▶ _EXERCISE_: Update the records starting at the first line and ending at the line containing "elbow-x-tick-label: 2: [1119, 716, 1135, 745]" by replacing "Ideal Range" with "Target Range". Keep everything else in those lines unchanged.

Region and label listings
##############################

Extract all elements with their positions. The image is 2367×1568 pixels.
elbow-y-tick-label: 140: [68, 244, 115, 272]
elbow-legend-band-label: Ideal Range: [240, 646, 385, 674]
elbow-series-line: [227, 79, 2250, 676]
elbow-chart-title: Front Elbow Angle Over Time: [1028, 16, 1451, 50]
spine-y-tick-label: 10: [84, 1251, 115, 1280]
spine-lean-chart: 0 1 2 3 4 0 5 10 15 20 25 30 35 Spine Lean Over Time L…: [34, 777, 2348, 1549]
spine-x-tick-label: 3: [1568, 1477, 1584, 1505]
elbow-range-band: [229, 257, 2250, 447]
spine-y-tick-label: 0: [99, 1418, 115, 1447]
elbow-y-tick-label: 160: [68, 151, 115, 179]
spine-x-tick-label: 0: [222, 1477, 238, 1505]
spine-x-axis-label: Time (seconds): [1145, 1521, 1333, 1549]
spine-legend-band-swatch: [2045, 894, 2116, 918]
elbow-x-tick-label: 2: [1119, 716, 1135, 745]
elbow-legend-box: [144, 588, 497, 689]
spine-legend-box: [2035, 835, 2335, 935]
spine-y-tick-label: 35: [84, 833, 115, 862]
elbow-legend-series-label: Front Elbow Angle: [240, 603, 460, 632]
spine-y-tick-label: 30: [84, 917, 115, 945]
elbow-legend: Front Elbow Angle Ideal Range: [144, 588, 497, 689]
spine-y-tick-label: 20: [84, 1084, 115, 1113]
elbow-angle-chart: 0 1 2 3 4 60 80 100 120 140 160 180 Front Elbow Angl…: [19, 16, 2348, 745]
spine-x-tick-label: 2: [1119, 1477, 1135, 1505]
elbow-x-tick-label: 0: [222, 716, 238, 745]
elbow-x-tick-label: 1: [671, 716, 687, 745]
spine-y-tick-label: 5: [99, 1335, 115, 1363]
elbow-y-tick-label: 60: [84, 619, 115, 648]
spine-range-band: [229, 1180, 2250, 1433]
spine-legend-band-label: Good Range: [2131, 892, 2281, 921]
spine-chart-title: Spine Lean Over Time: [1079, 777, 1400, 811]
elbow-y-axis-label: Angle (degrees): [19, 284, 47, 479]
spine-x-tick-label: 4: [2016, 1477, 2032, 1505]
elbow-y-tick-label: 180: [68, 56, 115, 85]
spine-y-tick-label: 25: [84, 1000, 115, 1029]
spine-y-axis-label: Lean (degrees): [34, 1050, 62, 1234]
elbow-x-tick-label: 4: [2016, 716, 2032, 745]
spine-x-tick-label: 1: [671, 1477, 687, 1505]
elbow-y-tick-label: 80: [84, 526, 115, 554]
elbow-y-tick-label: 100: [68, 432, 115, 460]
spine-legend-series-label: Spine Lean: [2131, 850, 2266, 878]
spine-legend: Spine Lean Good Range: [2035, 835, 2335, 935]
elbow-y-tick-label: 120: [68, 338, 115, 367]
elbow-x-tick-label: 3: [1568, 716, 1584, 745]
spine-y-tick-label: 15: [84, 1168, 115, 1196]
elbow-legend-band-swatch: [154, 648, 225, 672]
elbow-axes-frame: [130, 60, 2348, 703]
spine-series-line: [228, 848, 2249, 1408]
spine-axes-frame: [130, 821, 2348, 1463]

##############################

▶ _OUTPUT OF THE EXERCISE_:
Extract all elements with their positions. The image is 2367×1568 pixels.
elbow-y-tick-label: 140: [68, 244, 115, 272]
elbow-legend-band-label: Target Range: [240, 646, 385, 674]
elbow-series-line: [227, 79, 2250, 676]
elbow-chart-title: Front Elbow Angle Over Time: [1028, 16, 1451, 50]
spine-y-tick-label: 10: [84, 1251, 115, 1280]
spine-lean-chart: 0 1 2 3 4 0 5 10 15 20 25 30 35 Spine Lean Over Time L…: [34, 777, 2348, 1549]
spine-x-tick-label: 3: [1568, 1477, 1584, 1505]
elbow-range-band: [229, 257, 2250, 447]
spine-y-tick-label: 0: [99, 1418, 115, 1447]
elbow-y-tick-label: 160: [68, 151, 115, 179]
spine-x-tick-label: 0: [222, 1477, 238, 1505]
spine-x-axis-label: Time (seconds): [1145, 1521, 1333, 1549]
spine-legend-band-swatch: [2045, 894, 2116, 918]
elbow-x-tick-label: 2: [1119, 716, 1135, 745]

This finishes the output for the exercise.